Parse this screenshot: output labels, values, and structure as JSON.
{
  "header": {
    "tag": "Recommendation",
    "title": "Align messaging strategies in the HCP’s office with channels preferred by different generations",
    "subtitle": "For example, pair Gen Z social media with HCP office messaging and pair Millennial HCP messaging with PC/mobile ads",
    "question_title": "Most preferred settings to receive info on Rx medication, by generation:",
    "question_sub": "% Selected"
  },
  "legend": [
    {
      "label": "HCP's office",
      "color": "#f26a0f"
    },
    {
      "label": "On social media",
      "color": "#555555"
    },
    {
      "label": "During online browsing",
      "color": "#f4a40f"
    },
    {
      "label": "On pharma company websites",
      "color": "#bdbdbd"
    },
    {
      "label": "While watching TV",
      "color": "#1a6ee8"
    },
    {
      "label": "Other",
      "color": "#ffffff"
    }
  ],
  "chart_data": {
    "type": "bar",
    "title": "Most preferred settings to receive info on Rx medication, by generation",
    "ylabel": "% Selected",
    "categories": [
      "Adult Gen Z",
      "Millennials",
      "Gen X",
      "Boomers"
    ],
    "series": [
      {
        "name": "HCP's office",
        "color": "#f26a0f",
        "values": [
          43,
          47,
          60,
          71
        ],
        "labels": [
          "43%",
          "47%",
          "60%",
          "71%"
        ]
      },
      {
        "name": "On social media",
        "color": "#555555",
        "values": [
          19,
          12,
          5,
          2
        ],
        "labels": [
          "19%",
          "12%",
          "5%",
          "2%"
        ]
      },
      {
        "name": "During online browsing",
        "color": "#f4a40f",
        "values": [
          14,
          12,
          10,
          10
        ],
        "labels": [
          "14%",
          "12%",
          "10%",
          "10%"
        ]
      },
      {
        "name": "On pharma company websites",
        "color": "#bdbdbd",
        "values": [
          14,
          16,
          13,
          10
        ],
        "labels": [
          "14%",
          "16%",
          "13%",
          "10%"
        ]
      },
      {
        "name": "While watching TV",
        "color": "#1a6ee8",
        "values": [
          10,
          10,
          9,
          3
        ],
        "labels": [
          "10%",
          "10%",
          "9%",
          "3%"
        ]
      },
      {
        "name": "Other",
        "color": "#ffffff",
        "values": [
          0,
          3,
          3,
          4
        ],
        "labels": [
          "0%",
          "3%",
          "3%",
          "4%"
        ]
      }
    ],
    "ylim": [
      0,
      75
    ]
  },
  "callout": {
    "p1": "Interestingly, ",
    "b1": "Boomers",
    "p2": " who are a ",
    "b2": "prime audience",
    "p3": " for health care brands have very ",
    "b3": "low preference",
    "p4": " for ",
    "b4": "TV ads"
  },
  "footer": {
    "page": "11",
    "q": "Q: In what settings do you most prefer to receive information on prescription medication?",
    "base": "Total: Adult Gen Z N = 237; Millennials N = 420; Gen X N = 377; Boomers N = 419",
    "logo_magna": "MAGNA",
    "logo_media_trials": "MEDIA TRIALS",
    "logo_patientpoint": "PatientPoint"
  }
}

#### [Problem to solve]
From the listing above, extract every line exactly as it stands.

#### [Task result]
Parse this screenshot: output labels, values, and structure as JSON.
{
  "header": {
    "tag": "Recommendation",
    "title": "Align messaging strategies in the HCP’s office with channels preferred by different generations",
    "subtitle": "For example, pair Gen Z social media with HCP office messaging and pair Millennial HCP messaging with PC/mobile ads",
    "question_title": "Most preferred settings to receive info on Rx medication, by generation:",
    "question_sub": "% Selected"
  },
  "legend": [
    {
      "label": "HCP's office",
      "color": "#f26a0f"
    },
    {
      "label": "On social media",
      "color": "#555555"
    },
    {
      "label": "During online browsing",
      "color": "#f4a40f"
    },
    {
      "label": "On pharma company websites",
      "color": "#bdbdbd"
    },
    {
      "label": "While watching TV",
      "color": "#1a6ee8"
    },
    {
      "label": "Other",
      "color": "#ffffff"
    }
  ],
  "chart_data": {
    "type": "bar",
    "title": "Most preferred settings to receive info on Rx medication, by generation",
    "ylabel": "% Selected",
    "categories": [
      "Adult Gen Z",
      "Millennials",
      "Gen X",
      "Boomers"
    ],
    "series": [
      {
        "name": "HCP's office",
        "color": "#f26a0f",
        "values": [
          43,
          47,
          60,
          71
        ],
        "labels": [
          "43%",
          "47%",
          "60%",
          "71%"
        ]
      },
      {
        "name": "On social media",
        "color": "#555555",
        "values": [
          19,
          12,
          5,
          2
        ],
        "labels": [
          "19%",
          "12%",
          "5%",
          "2%"
        ]
      },
      {
        "name": "During online browsing",
        "color": "#f4a40f",
        "values": [
          14,
          12,
          10,
          10
        ],
        "labels": [
          "14%",
          "12%",
          "10%",
          "10%"
        ]
      },
      {
        "name": "On pharma company websites",
        "color": "#bdbdbd",
        "values": [
          14,
          16,
          13,
          10
        ],
        "labels": [
          "14%",
          "16%",
          "13%",
          "10%"
        ]
      },
      {
        "name": "While watching TV",
        "color": "#1a6ee8",
        "values": [
          10,
          10,
          9,
          3
        ],
        "labels": [
          "10%",
          "10%",
          "9%",
          "3%"
        ]
      },
      {
        "name": "Other",
        "color": "#ffffff",
        "values": [
          0,
          3,
          3,
          4
        ],
        "labels": [
          "0%",
          "3%",
          "3%",
          "4%"
        ]
      }
    ],
    "ylim": [
      0,
      75
    ]
  },
  "callout": {
    "p1": "Interestingly, ",
    "b1": "Boomers",
    "p2": " who are a ",
    "b2": "prime audience",
    "p3": " for health care brands have very ",
    "b3": "low preference",
    "p4": " for ",
    "b4": "TV ads"
  },
  "footer": {
    "page": "11",
    "q": "Q: In what settings do you most prefer to receive information on prescription medication?",
    "base": "Total: Adult Gen Z N = 237; Millennials N = 420; Gen X N = 377; Boomers N = 419",
    "logo_magna": "MAGNA",
    "logo_media_trials": "MEDIA TRIALS",
    "logo_patientpoint": "PatientPoint"
  }
}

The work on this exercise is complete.